The exercise →
Arrange the lines as a Markdown table with the columns Row and Text, starting at the line that contains "y-tick-label: 9.2 bbox=[53, 809, 73, 824]" and ending at the line that contains "plus-marker bbox=[720, 1085, 729, 1094]". Number each line in Row, put the line itself in Text, and skip blank lines.

• • • •

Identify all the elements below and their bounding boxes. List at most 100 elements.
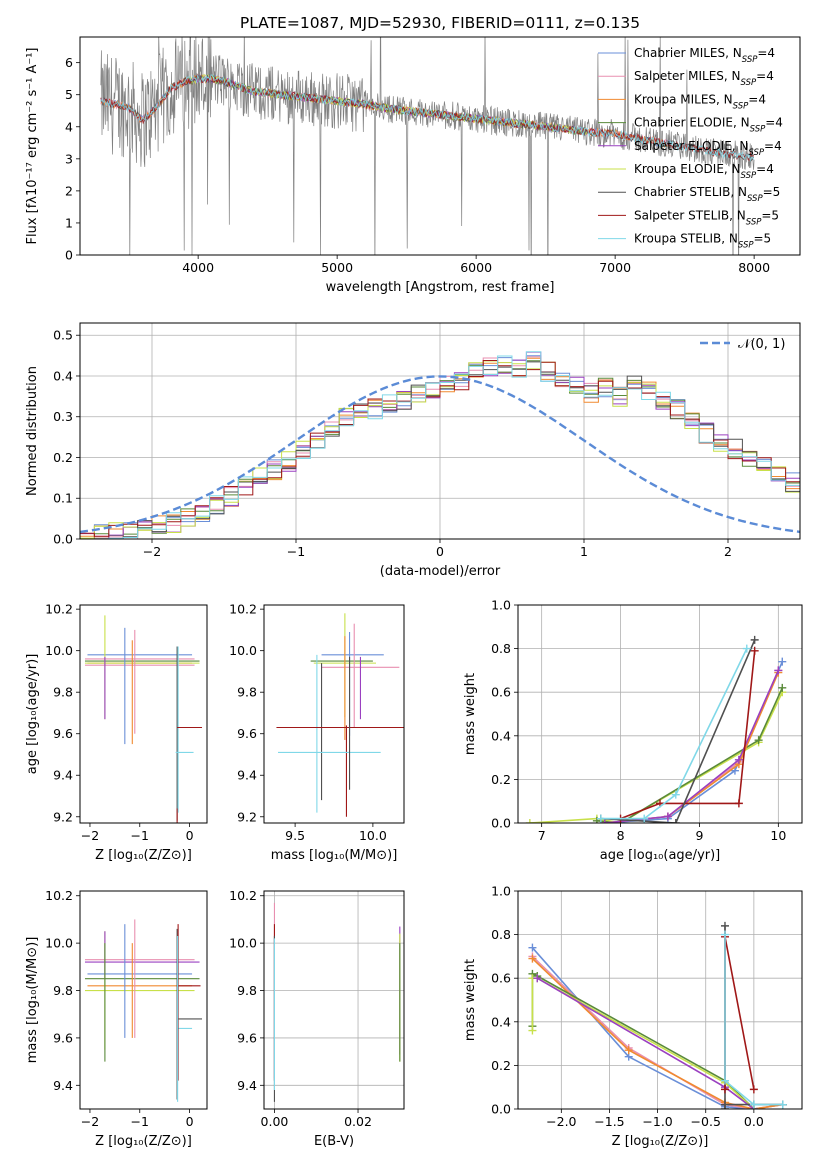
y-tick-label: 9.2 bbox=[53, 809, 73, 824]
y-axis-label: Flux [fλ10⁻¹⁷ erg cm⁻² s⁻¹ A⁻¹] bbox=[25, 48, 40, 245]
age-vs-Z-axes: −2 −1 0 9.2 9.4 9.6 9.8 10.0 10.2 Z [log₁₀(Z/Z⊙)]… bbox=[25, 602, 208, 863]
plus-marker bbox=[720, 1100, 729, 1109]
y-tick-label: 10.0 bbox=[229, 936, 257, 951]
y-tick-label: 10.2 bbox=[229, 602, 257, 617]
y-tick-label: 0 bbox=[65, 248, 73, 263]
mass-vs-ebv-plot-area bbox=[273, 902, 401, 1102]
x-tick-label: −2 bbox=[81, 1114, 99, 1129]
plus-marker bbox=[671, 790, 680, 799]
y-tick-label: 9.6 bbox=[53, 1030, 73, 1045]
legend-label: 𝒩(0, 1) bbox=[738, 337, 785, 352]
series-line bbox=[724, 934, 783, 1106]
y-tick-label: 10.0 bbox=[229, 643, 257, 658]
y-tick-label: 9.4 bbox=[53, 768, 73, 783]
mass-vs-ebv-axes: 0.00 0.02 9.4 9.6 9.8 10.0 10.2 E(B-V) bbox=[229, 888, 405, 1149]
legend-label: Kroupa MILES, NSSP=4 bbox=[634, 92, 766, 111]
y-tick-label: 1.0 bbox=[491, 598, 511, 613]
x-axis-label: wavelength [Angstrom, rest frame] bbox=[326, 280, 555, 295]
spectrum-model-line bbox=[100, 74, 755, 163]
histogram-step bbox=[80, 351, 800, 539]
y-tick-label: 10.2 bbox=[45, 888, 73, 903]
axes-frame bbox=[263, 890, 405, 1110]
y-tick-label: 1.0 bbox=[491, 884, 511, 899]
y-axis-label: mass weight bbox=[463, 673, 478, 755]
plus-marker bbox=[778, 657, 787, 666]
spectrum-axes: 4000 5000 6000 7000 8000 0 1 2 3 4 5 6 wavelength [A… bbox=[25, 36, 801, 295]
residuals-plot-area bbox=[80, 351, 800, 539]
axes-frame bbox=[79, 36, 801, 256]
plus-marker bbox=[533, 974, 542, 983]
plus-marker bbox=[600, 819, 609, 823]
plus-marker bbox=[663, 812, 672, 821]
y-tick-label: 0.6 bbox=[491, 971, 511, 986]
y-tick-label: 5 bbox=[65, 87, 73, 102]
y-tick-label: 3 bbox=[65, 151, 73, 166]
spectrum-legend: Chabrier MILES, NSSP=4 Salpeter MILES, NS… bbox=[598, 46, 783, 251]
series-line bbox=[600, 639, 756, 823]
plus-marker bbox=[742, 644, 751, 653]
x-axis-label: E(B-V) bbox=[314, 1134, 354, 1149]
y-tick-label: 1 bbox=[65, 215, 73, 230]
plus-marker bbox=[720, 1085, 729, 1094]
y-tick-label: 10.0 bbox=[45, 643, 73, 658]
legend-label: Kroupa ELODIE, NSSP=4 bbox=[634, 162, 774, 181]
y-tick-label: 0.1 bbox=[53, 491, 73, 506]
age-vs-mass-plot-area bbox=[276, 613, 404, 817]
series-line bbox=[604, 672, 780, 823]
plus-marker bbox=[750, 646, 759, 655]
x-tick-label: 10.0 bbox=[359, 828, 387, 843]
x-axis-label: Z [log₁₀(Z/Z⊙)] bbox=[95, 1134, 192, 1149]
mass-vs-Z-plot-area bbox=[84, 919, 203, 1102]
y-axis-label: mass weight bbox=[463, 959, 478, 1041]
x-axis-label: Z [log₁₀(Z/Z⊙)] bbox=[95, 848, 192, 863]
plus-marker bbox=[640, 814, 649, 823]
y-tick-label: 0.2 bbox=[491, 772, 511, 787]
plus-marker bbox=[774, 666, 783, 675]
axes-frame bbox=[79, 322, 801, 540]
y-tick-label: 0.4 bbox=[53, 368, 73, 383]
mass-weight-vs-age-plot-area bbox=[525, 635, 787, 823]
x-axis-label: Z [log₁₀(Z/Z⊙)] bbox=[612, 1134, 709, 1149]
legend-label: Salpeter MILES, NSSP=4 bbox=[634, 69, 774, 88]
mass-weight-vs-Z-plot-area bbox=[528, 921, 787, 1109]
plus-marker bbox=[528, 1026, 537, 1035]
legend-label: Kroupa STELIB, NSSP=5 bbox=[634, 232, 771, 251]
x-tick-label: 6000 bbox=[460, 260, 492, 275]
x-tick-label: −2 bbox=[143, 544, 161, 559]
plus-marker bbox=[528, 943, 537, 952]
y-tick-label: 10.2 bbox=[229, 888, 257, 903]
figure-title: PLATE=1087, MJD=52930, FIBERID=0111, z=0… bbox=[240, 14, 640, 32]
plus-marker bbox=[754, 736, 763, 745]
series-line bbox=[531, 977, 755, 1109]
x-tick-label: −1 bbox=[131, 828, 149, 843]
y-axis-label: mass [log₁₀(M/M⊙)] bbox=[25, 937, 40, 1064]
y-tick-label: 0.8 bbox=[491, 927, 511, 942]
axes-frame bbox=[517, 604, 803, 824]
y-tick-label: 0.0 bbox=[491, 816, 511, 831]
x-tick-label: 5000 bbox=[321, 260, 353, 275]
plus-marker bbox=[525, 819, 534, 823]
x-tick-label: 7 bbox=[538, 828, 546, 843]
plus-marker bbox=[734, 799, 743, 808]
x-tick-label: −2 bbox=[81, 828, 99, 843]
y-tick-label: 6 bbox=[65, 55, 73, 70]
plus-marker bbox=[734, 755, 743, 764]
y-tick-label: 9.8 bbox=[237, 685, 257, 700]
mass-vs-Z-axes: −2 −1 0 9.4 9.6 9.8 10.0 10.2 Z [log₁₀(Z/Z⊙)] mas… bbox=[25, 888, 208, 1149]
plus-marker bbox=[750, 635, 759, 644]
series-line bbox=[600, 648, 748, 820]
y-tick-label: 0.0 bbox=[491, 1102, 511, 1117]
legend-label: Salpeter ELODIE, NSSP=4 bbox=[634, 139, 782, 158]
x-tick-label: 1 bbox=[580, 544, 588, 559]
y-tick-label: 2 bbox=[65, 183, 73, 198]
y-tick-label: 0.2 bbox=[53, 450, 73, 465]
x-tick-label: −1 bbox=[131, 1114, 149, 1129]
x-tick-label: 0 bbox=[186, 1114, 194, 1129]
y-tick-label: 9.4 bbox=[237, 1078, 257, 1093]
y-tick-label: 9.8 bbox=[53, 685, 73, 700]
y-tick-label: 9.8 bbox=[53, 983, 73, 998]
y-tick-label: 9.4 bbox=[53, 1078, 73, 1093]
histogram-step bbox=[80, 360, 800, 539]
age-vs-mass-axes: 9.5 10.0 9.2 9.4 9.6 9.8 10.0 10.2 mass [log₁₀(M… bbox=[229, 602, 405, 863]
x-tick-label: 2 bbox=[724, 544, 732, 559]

• • • •

Response to the exercise →
| Row | Text |
|---|---|
| 1 | y-tick-label: 9.2 bbox=[53, 809, 73, 824] |
| 2 | y-axis-label: Flux [fλ10⁻¹⁷ erg cm⁻² s⁻¹ A⁻¹] bbox=[25, 48, 40, 245] |
| 3 | age-vs-Z-axes: −2 −1 0 9.2 9.4 9.6 9.8 10.0 10.2 Z [log₁₀(Z/Z⊙)]… bbox=[25, 602, 208, 863] |
| 4 | plus-marker bbox=[720, 1100, 729, 1109] |
| 5 | y-tick-label: 10.0 bbox=[229, 936, 257, 951] |
| 6 | y-tick-label: 10.2 bbox=[229, 602, 257, 617] |
| 7 | y-tick-label: 0 bbox=[65, 248, 73, 263] |
| 8 | mass-vs-ebv-plot-area bbox=[273, 902, 401, 1102] |
| 9 | x-tick-label: −2 bbox=[81, 1114, 99, 1129] |
| 10 | plus-marker bbox=[671, 790, 680, 799] |
| 11 | y-tick-label: 9.6 bbox=[53, 1030, 73, 1045] |
| 12 | legend-label: 𝒩(0, 1) bbox=[738, 337, 785, 352] |
| 13 | series-line bbox=[724, 934, 783, 1106] |
| 14 | y-tick-label: 10.0 bbox=[229, 643, 257, 658] |
| 15 | y-tick-label: 9.4 bbox=[53, 768, 73, 783] |
| 16 | mass-vs-ebv-axes: 0.00 0.02 9.4 9.6 9.8 10.0 10.2 E(B-V) bbox=[229, 888, 405, 1149] |
| 17 | legend-label: Kroupa MILES, NSSP=4 bbox=[634, 92, 766, 111] |
| 18 | y-tick-label: 1.0 bbox=[491, 598, 511, 613] |
| 19 | x-axis-label: wavelength [Angstrom, rest frame] bbox=[326, 280, 555, 295] |
| 20 | spectrum-model-line bbox=[100, 74, 755, 163] |
| 21 | histogram-step bbox=[80, 351, 800, 539] |
| 22 | y-tick-label: 10.2 bbox=[45, 888, 73, 903] |
| 23 | axes-frame bbox=[263, 890, 405, 1110] |
| 24 | y-tick-label: 1.0 bbox=[491, 884, 511, 899] |
| 25 | y-axis-label: mass weight bbox=[463, 673, 478, 755] |
| 26 | plus-marker bbox=[778, 657, 787, 666] |
| 27 | spectrum-axes: 4000 5000 6000 7000 8000 0 1 2 3 4 5 6 wavelength [A… bbox=[25, 36, 801, 295] |
| 28 | residuals-plot-area bbox=[80, 351, 800, 539] |
| 29 | axes-frame bbox=[79, 36, 801, 256] |
| 30 | plus-marker bbox=[533, 974, 542, 983] |
| 31 | plus-marker bbox=[600, 819, 609, 823] |
| 32 | plus-marker bbox=[663, 812, 672, 821] |
| 33 | y-tick-label: 0.6 bbox=[491, 971, 511, 986] |
| 34 | y-tick-label: 5 bbox=[65, 87, 73, 102] |
| 35 | y-tick-label: 3 bbox=[65, 151, 73, 166] |
| 36 | spectrum-legend: Chabrier MILES, NSSP=4 Salpeter MILES, NS… bbox=[598, 46, 783, 251] |
| 37 | series-line bbox=[600, 639, 756, 823] |
| 38 | plus-marker bbox=[742, 644, 751, 653] |
| 39 | x-axis-label: E(B-V) bbox=[314, 1134, 354, 1149] |
| 40 | y-tick-label: 1 bbox=[65, 215, 73, 230] |
| 41 | plus-marker bbox=[720, 1085, 729, 1094] |